[ENTRIES SHOWN]
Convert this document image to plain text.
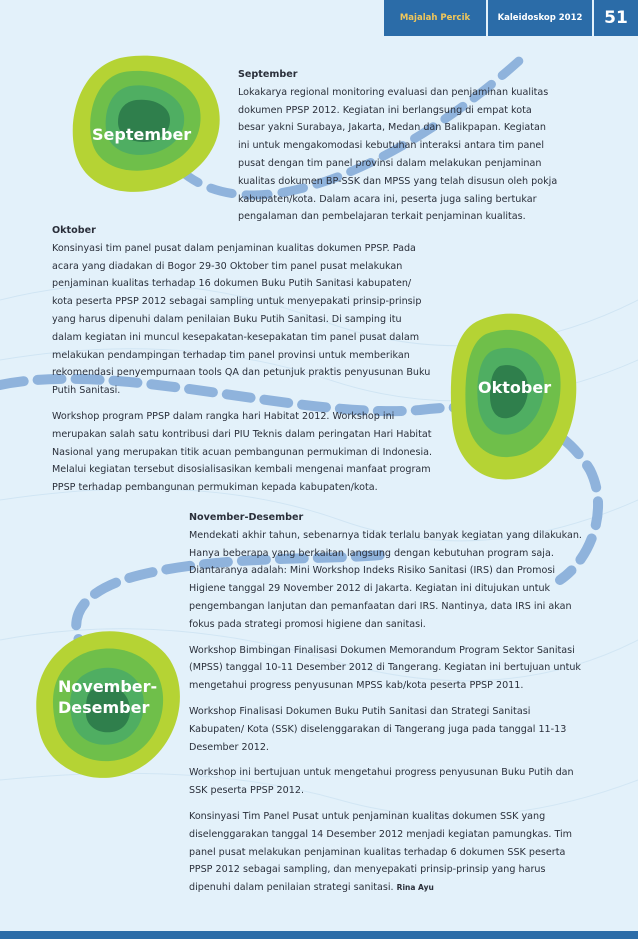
Majalah Percik	Kaleidoskop 2012	51
September
Oktober
November-
Desember

September

Lokakarya regional monitoring evaluasi dan penjaminan kualitas dokumen PPSP 2012. Kegiatan ini berlangsung di empat kota besar yakni Surabaya, Jakarta, Medan dan Balikpapan. Kegiatan ini untuk mengakomodasi kebutuhan interaksi antara tim panel pusat dengan tim panel provinsi dalam melakukan penjaminan kualitas dokumen BP-SSK dan MPSS yang telah disusun oleh pokja kabupaten/kota. Dalam acara ini, peserta juga saling bertukar pengalaman dan pembelajaran terkait penjaminan kualitas.

Oktober

Konsinyasi tim panel pusat dalam penjaminan kualitas dokumen PPSP. Pada acara yang diadakan di Bogor 29-30 Oktober tim panel pusat melakukan penjaminan kualitas terhadap 16 dokumen Buku Putih Sanitasi kabupaten/ kota peserta PPSP 2012 sebagai sampling untuk menyepakati prinsip-prinsip yang harus dipenuhi dalam penilaian Buku Putih Sanitasi. Di samping itu dalam kegiatan ini muncul kesepakatan-kesepakatan tim panel pusat dalam melakukan pendampingan terhadap tim panel provinsi untuk memberikan rekomendasi penyempurnaan tools QA dan petunjuk praktis penyusunan Buku Putih Sanitasi.

Workshop program PPSP dalam rangka hari Habitat 2012. Workshop ini merupakan salah satu kontribusi dari PIU Teknis dalam peringatan Hari Habitat Nasional yang merupakan titik acuan pembangunan permukiman di Indonesia. Melalui kegiatan tersebut disosialisasikan kembali mengenai manfaat program PPSP terhadap pembangunan permukiman kepada kabupaten/kota.

November-Desember

Mendekati akhir tahun, sebenarnya tidak terlalu banyak kegiatan yang dilakukan. Hanya beberapa yang berkaitan langsung dengan kebutuhan program saja. Diantaranya adalah: Mini Workshop Indeks Risiko Sanitasi (IRS) dan Promosi Higiene tanggal 29 November 2012 di Jakarta. Kegiatan ini ditujukan untuk pengembangan lanjutan dan pemanfaatan dari IRS. Nantinya, data IRS ini akan fokus pada strategi promosi higiene dan sanitasi.

Workshop Bimbingan Finalisasi Dokumen Memorandum Program Sektor Sanitasi (MPSS) tanggal 10-11 Desember 2012 di Tangerang. Kegiatan ini bertujuan untuk mengetahui progress penyusunan MPSS kab/kota peserta PPSP 2011.

Workshop Finalisasi Dokumen Buku Putih Sanitasi dan Strategi Sanitasi Kabupaten/ Kota (SSK) diselenggarakan di Tangerang juga pada tanggal 11-13 Desember 2012.

Workshop ini bertujuan untuk mengetahui progress penyusunan Buku Putih dan SSK peserta PPSP 2012.

Konsinyasi Tim Panel Pusat untuk penjaminan kualitas dokumen SSK yang diselenggarakan tanggal 14 Desember 2012 menjadi kegiatan pamungkas. Tim panel pusat melakukan penjaminan kualitas terhadap 6 dokumen SSK peserta PPSP 2012 sebagai sampling, dan menyepakati prinsip-prinsip yang harus dipenuhi dalam penilaian strategi sanitasi. Rina Ayu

[GIVEN EXERCISE]
Extract, from the material above, each line holding the word "bertujuan".

[SOLUTION TO THE EXERCISE]
Workshop Bimbingan Finalisasi Dokumen Memorandum Program Sektor Sanitasi (MPSS) tanggal 10-11 Desember 2012 di Tangerang. Kegiatan ini bertujuan untuk mengetahui progress penyusunan MPSS kab/kota peserta PPSP 2011.
Workshop ini bertujuan untuk mengetahui progress penyusunan Buku Putih dan SSK peserta PPSP 2012.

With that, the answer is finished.